Repeat the material verbatim. Images are excluded from the copy.

**ENTRIES SHOWN**
....
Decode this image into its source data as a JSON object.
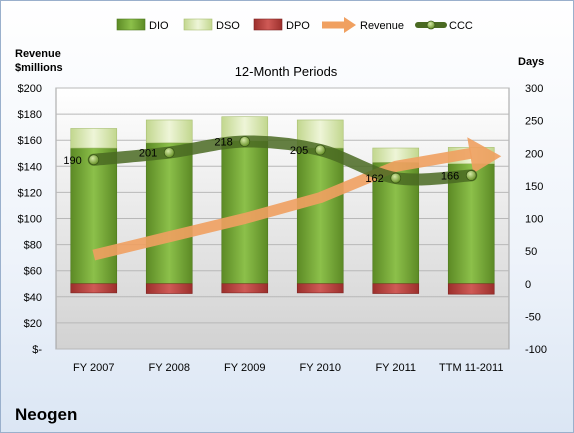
{
  "company": "Neogen",
  "chart_data": {
    "type": "bar",
    "title": "12-Month Periods",
    "left_axis_label_line1": "Revenue",
    "left_axis_label_line2": "$millions",
    "right_axis_label": "Days",
    "categories": [
      "FY 2007",
      "FY 2008",
      "FY 2009",
      "FY 2010",
      "FY 2011",
      "TTM 11-2011"
    ],
    "ylim_days": [
      -100,
      300
    ],
    "ylim_revenue": [
      0,
      200
    ],
    "left_ticks": [
      "$-",
      "$20",
      "$40",
      "$60",
      "$80",
      "$100",
      "$120",
      "$140",
      "$160",
      "$180",
      "$200"
    ],
    "right_ticks": [
      "-100",
      "-50",
      "0",
      "50",
      "100",
      "150",
      "200",
      "250",
      "300"
    ],
    "grid": true,
    "legend_position": "top",
    "series": [
      {
        "name": "DIO",
        "axis": "days",
        "values": [
          208,
          216,
          219,
          208,
          186,
          184
        ],
        "color": "#77a33a"
      },
      {
        "name": "DSO",
        "axis": "days",
        "values": [
          30,
          35,
          37,
          43,
          22,
          25
        ],
        "color": "#d7e6b0"
      },
      {
        "name": "DPO",
        "axis": "days",
        "values": [
          -14,
          -15,
          -14,
          -14,
          -15,
          -16
        ],
        "color": "#c0504d"
      },
      {
        "name": "Revenue",
        "axis": "revenue",
        "values": [
          72,
          86,
          100,
          116,
          140,
          150
        ],
        "color": "#f0a060"
      },
      {
        "name": "CCC",
        "axis": "days",
        "values": [
          190,
          201,
          218,
          205,
          162,
          166
        ],
        "color": "#4a6a22"
      }
    ],
    "ccc_labels": [
      "190",
      "201",
      "218",
      "205",
      "162",
      "166"
    ]
  }
}
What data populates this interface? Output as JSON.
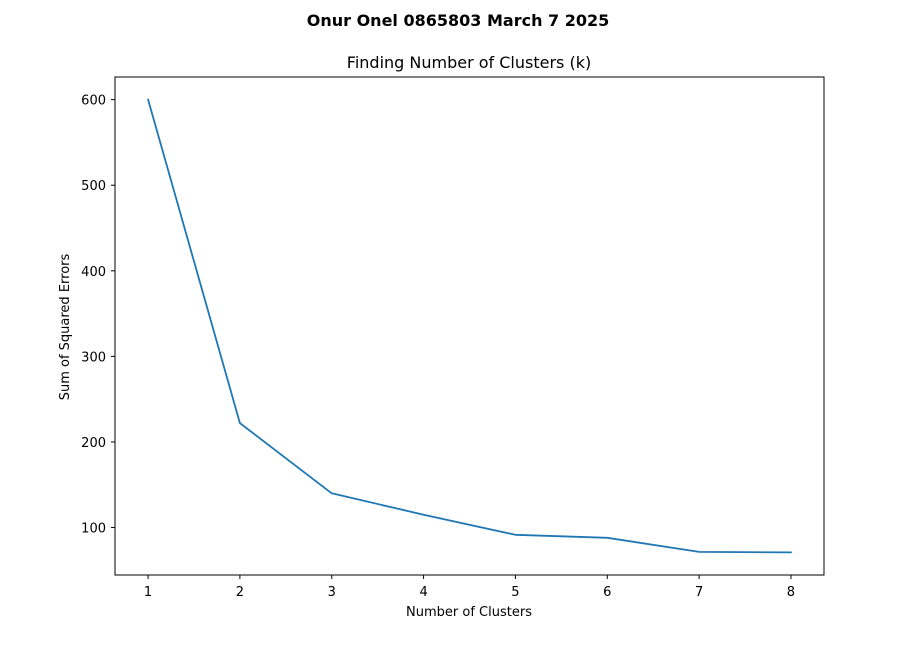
{
  "chart_data": {
    "type": "line",
    "suptitle": "Onur Onel 0865803 March 7 2025",
    "title": "Finding Number of Clusters (k)",
    "xlabel": "Number of Clusters",
    "ylabel": "Sum of Squared Errors",
    "x": [
      1,
      2,
      3,
      4,
      5,
      6,
      7,
      8
    ],
    "series": [
      {
        "values": [
          600.0,
          222.0,
          140.0,
          115.0,
          91.5,
          88.0,
          71.5,
          71.0
        ]
      }
    ],
    "xlim": [
      0.64,
      8.36
    ],
    "ylim": [
      44.55,
      626.45
    ],
    "xticks": [
      1,
      2,
      3,
      4,
      5,
      6,
      7,
      8
    ],
    "yticks": [
      100,
      200,
      300,
      400,
      500,
      600
    ],
    "grid": false,
    "line_color": "#1f77b4"
  }
}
....
**FINISHED ANSWER**
Decode this image into its source data as a JSON object.
{
  "company": "Neogen",
  "chart_data": {
    "type": "bar",
    "title": "12-Month Periods",
    "left_axis_label_line1": "Revenue",
    "left_axis_label_line2": "$millions",
    "right_axis_label": "Days",
    "categories": [
      "FY 2007",
      "FY 2008",
      "FY 2009",
      "FY 2010",
      "FY 2011",
      "TTM 11-2011"
    ],
    "ylim_days": [
      -100,
      300
    ],
    "ylim_revenue": [
      0,
      200
    ],
    "left_ticks": [
      "$-",
      "$20",
      "$40",
      "$60",
      "$80",
      "$100",
      "$120",
      "$140",
      "$160",
      "$180",
      "$200"
    ],
    "right_ticks": [
      "-100",
      "-50",
      "0",
      "50",
      "100",
      "150",
      "200",
      "250",
      "300"
    ],
    "grid": true,
    "legend_position": "top",
    "series": [
      {
        "name": "DIO",
        "axis": "days",
        "values": [
          208,
          216,
          219,
          208,
          186,
          184
        ],
        "color": "#77a33a"
      },
      {
        "name": "DSO",
        "axis": "days",
        "values": [
          30,
          35,
          37,
          43,
          22,
          25
        ],
        "color": "#d7e6b0"
      },
      {
        "name": "DPO",
        "axis": "days",
        "values": [
          -14,
          -15,
          -14,
          -14,
          -15,
          -16
        ],
        "color": "#c0504d"
      },
      {
        "name": "Revenue",
        "axis": "revenue",
        "values": [
          72,
          86,
          100,
          116,
          140,
          150
        ],
        "color": "#f0a060"
      },
      {
        "name": "CCC",
        "axis": "days",
        "values": [
          190,
          201,
          218,
          205,
          162,
          166
        ],
        "color": "#4a6a22"
      }
    ],
    "ccc_labels": [
      "190",
      "201",
      "218",
      "205",
      "162",
      "166"
    ]
  }
}
What data populates this interface? Output as JSON.
{
  "chart_data": {
    "type": "line",
    "suptitle": "Onur Onel 0865803 March 7 2025",
    "title": "Finding Number of Clusters (k)",
    "xlabel": "Number of Clusters",
    "ylabel": "Sum of Squared Errors",
    "x": [
      1,
      2,
      3,
      4,
      5,
      6,
      7,
      8
    ],
    "series": [
      {
        "values": [
          600.0,
          222.0,
          140.0,
          115.0,
          91.5,
          88.0,
          71.5,
          71.0
        ]
      }
    ],
    "xlim": [
      0.64,
      8.36
    ],
    "ylim": [
      44.55,
      626.45
    ],
    "xticks": [
      1,
      2,
      3,
      4,
      5,
      6,
      7,
      8
    ],
    "yticks": [
      100,
      200,
      300,
      400,
      500,
      600
    ],
    "grid": false,
    "line_color": "#1f77b4"
  }
}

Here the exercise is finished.